**Request**
Leaving out the pictures, retype all the material exactly.

**Task inputs**
--- begin ---

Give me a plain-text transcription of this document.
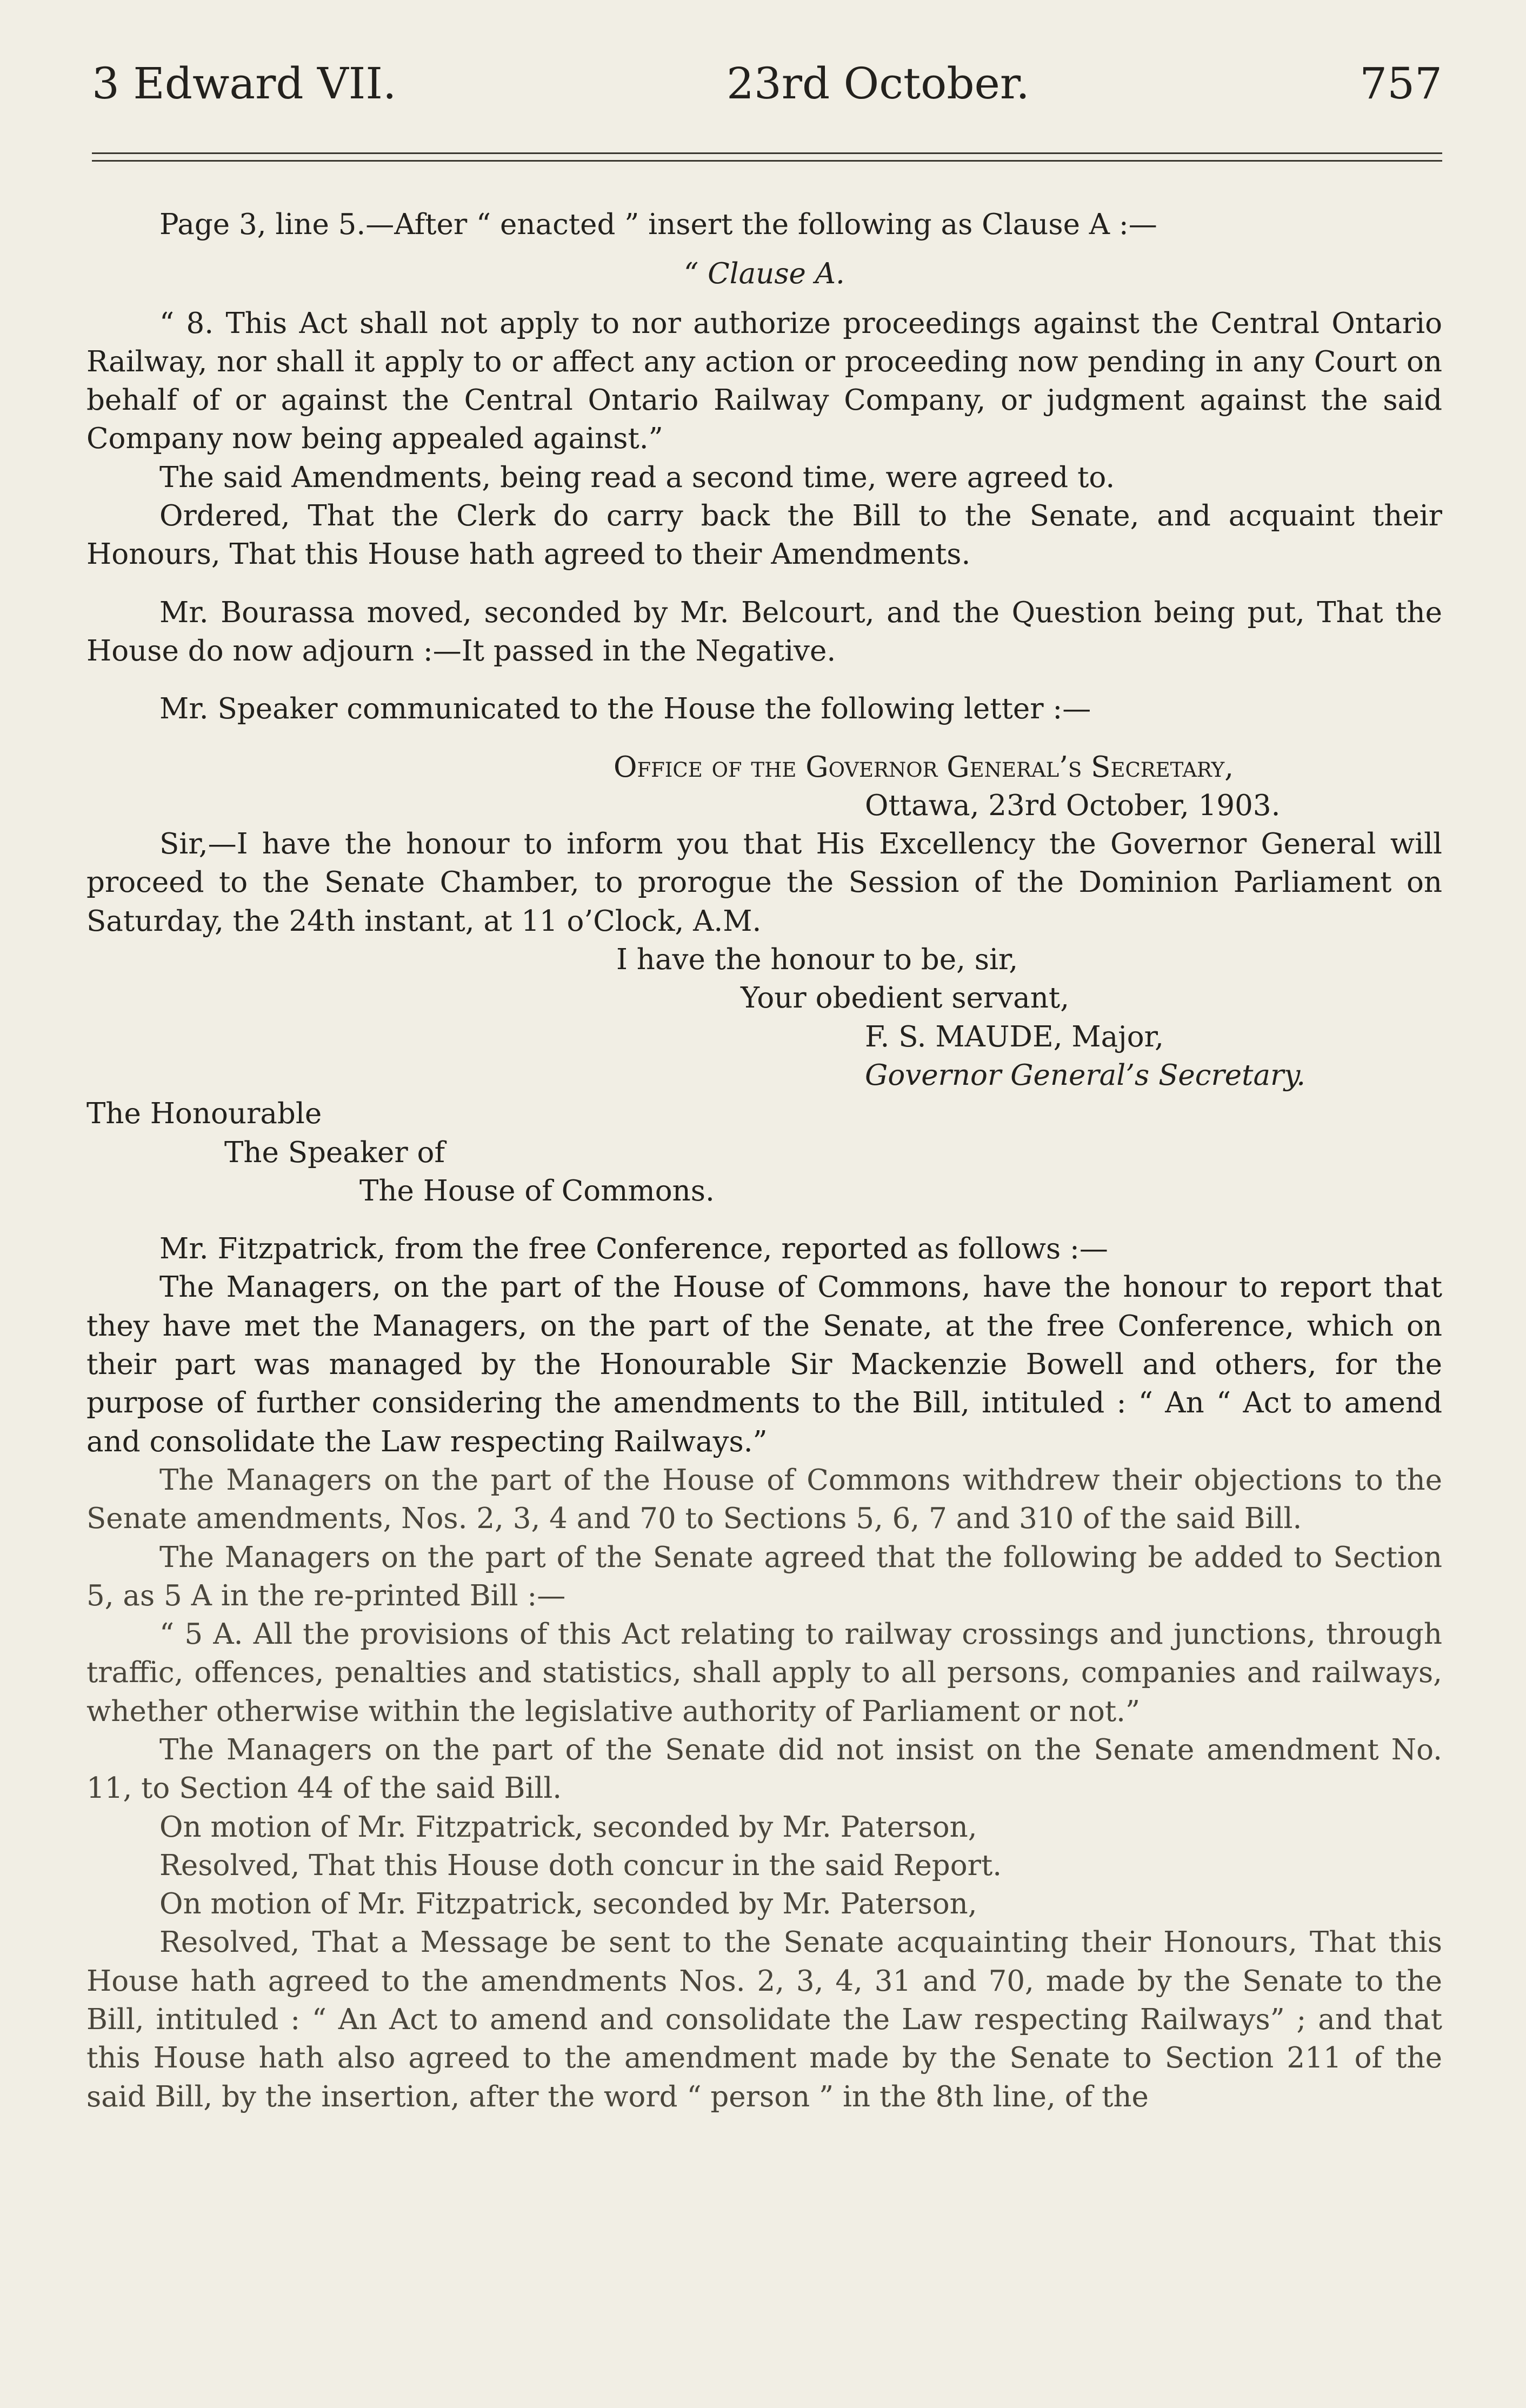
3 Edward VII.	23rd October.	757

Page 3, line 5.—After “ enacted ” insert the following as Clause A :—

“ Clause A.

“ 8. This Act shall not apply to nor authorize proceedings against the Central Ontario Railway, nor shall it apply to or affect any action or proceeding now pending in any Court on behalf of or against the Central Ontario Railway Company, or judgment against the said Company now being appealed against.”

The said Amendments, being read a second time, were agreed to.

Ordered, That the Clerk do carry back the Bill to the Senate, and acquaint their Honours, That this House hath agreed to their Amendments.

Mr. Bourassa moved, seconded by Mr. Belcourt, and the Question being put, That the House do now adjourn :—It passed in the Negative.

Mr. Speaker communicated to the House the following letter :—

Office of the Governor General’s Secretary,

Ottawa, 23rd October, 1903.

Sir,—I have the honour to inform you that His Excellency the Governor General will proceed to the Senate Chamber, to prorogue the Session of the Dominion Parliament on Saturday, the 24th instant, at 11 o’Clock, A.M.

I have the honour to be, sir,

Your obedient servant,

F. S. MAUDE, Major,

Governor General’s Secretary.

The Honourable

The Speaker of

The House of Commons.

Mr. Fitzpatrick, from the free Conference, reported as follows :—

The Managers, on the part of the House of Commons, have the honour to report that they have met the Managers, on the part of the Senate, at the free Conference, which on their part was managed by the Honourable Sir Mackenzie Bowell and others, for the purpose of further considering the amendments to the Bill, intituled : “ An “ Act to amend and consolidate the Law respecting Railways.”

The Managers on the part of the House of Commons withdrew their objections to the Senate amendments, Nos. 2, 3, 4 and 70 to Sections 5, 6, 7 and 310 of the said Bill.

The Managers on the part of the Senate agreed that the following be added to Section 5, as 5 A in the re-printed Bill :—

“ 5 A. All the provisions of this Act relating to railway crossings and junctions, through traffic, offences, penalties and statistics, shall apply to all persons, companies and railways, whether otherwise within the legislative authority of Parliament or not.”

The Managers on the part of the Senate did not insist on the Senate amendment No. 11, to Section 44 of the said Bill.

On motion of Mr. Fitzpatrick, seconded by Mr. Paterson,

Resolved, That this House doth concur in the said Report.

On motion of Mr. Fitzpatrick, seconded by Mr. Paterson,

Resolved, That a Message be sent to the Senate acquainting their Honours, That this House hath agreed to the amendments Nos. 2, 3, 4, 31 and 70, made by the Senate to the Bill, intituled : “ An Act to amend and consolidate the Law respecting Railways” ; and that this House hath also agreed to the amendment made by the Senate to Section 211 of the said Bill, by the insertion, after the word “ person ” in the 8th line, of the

--- end ---

**Result of this task**
Give me a plain-text transcription of this document.
3 Edward VII.	23rd October.	757

Page 3, line 5.—After “ enacted ” insert the following as Clause A :—

“ Clause A.

“ 8. This Act shall not apply to nor authorize proceedings against the Central Ontario Railway, nor shall it apply to or affect any action or proceeding now pending in any Court on behalf of or against the Central Ontario Railway Company, or judgment against the said Company now being appealed against.”

The said Amendments, being read a second time, were agreed to.

Ordered, That the Clerk do carry back the Bill to the Senate, and acquaint their Honours, That this House hath agreed to their Amendments.

Mr. Bourassa moved, seconded by Mr. Belcourt, and the Question being put, That the House do now adjourn :—It passed in the Negative.

Mr. Speaker communicated to the House the following letter :—

Office of the Governor General’s Secretary,

Ottawa, 23rd October, 1903.

Sir,—I have the honour to inform you that His Excellency the Governor General will proceed to the Senate Chamber, to prorogue the Session of the Dominion Parliament on Saturday, the 24th instant, at 11 o’Clock, A.M.

I have the honour to be, sir,

Your obedient servant,

F. S. MAUDE, Major,

Governor General’s Secretary.

The Honourable

The Speaker of

The House of Commons.

Mr. Fitzpatrick, from the free Conference, reported as follows :—

The Managers, on the part of the House of Commons, have the honour to report that they have met the Managers, on the part of the Senate, at the free Conference, which on their part was managed by the Honourable Sir Mackenzie Bowell and others, for the purpose of further considering the amendments to the Bill, intituled : “ An “ Act to amend and consolidate the Law respecting Railways.”

The Managers on the part of the House of Commons withdrew their objections to the Senate amendments, Nos. 2, 3, 4 and 70 to Sections 5, 6, 7 and 310 of the said Bill.

The Managers on the part of the Senate agreed that the following be added to Section 5, as 5 A in the re-printed Bill :—

“ 5 A. All the provisions of this Act relating to railway crossings and junctions, through traffic, offences, penalties and statistics, shall apply to all persons, companies and railways, whether otherwise within the legislative authority of Parliament or not.”

The Managers on the part of the Senate did not insist on the Senate amendment No. 11, to Section 44 of the said Bill.

On motion of Mr. Fitzpatrick, seconded by Mr. Paterson,

Resolved, That this House doth concur in the said Report.

On motion of Mr. Fitzpatrick, seconded by Mr. Paterson,

Resolved, That a Message be sent to the Senate acquainting their Honours, That this House hath agreed to the amendments Nos. 2, 3, 4, 31 and 70, made by the Senate to the Bill, intituled : “ An Act to amend and consolidate the Law respecting Railways” ; and that this House hath also agreed to the amendment made by the Senate to Section 211 of the said Bill, by the insertion, after the word “ person ” in the 8th line, of the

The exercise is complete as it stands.